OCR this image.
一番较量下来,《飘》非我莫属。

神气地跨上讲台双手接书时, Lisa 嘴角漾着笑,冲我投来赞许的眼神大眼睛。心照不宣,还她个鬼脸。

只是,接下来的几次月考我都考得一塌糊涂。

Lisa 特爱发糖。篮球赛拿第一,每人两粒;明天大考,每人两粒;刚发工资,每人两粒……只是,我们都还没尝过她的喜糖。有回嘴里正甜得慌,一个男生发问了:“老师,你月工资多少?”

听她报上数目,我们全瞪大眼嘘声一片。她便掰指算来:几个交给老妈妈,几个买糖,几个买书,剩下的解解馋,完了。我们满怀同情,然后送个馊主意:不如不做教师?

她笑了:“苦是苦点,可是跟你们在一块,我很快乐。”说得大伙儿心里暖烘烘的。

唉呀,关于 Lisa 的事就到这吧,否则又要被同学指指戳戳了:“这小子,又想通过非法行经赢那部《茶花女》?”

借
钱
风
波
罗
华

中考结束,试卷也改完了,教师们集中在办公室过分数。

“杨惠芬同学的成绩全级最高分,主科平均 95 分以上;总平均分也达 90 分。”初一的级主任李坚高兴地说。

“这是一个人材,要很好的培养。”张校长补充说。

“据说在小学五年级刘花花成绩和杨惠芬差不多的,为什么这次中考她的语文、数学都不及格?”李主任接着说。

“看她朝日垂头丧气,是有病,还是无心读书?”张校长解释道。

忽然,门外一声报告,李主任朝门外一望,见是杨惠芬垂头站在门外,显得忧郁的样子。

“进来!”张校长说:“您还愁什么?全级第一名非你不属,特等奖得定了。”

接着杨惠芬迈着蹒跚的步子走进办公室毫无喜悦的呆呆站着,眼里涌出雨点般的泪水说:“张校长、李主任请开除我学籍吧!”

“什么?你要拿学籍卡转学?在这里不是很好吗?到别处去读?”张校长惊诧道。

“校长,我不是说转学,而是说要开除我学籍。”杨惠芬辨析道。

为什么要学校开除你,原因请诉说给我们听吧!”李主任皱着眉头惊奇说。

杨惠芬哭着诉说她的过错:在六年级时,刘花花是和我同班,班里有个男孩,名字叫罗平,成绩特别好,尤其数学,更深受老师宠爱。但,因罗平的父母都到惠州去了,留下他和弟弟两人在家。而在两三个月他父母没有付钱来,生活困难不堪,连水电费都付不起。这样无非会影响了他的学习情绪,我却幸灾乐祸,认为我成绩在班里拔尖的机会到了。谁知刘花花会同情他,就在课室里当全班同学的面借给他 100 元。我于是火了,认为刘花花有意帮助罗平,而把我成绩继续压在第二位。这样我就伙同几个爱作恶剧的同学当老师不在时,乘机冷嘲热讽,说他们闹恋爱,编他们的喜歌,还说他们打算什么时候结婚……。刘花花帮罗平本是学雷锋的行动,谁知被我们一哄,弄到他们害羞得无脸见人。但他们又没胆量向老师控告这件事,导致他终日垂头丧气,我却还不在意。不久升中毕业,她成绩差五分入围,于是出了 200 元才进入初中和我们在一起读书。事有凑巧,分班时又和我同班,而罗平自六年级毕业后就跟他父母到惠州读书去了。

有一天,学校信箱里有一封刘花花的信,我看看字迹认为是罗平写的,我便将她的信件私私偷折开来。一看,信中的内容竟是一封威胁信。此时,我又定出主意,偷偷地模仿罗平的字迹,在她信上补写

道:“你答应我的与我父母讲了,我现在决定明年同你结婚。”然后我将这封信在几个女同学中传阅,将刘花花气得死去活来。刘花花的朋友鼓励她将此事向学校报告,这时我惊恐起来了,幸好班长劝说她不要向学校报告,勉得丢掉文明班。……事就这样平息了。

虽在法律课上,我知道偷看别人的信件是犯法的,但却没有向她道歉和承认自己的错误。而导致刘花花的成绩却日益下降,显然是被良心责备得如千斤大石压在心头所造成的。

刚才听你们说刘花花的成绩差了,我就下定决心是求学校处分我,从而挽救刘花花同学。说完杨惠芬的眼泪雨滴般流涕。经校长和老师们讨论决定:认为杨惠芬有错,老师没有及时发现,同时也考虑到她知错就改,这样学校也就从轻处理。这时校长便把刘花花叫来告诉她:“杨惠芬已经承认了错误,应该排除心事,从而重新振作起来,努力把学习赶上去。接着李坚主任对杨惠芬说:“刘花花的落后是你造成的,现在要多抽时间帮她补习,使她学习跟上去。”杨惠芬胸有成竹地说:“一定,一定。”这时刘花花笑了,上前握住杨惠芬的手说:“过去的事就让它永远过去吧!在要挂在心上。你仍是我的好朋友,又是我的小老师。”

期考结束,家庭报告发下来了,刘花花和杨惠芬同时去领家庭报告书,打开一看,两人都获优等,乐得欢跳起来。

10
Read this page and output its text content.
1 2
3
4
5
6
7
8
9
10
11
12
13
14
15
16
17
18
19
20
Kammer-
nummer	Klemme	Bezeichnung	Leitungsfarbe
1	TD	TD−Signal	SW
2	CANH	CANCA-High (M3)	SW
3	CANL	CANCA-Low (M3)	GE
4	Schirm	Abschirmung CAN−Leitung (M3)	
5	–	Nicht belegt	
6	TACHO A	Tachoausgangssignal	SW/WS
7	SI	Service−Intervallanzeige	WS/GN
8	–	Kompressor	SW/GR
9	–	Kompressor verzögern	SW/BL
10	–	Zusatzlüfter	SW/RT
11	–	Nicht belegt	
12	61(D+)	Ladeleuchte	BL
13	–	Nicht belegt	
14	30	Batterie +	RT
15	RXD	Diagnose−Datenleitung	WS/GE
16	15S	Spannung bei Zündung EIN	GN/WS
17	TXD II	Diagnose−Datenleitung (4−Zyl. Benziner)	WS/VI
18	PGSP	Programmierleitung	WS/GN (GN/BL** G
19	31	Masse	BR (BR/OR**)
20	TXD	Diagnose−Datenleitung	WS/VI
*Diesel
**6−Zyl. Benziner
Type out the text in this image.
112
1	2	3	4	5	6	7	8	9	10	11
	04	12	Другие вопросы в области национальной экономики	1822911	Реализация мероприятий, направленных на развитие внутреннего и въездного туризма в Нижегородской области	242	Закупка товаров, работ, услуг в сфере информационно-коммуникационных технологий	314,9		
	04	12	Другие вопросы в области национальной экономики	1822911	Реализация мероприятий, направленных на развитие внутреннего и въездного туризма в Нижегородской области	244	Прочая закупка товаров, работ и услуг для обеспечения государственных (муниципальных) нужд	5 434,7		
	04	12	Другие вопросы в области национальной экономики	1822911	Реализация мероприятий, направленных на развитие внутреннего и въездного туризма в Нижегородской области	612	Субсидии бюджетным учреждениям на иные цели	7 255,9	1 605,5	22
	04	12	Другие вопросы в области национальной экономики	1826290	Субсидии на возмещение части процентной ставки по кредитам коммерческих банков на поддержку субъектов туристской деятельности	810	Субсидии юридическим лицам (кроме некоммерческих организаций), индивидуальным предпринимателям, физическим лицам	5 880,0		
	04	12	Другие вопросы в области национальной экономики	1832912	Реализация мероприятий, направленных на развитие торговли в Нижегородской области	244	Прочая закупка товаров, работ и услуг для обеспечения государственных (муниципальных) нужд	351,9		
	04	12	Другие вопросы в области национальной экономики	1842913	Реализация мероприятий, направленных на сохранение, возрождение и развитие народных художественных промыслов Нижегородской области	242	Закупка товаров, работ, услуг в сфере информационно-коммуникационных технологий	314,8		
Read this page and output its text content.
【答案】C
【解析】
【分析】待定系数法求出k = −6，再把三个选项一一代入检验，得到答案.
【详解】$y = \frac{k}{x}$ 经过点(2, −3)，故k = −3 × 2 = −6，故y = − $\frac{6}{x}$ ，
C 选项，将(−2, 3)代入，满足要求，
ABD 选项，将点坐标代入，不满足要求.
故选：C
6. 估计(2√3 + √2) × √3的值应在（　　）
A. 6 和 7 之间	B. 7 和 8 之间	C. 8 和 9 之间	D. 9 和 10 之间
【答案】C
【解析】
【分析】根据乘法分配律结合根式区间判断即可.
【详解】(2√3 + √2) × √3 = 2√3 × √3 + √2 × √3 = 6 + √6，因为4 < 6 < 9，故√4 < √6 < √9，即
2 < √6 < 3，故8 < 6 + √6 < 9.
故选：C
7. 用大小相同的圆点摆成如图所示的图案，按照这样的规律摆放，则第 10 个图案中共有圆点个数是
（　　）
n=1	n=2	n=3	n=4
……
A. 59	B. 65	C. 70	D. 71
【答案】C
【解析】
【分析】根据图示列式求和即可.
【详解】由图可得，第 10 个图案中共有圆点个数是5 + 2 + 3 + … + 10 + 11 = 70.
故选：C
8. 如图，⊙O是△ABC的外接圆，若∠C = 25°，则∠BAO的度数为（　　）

[EXERCISE TASK] From the data above, pick out each line containing "Nicht" and copy it.

[CORRECT OUTPUT]
5	–	Nicht belegt	
11	–	Nicht belegt	
13	–	Nicht belegt	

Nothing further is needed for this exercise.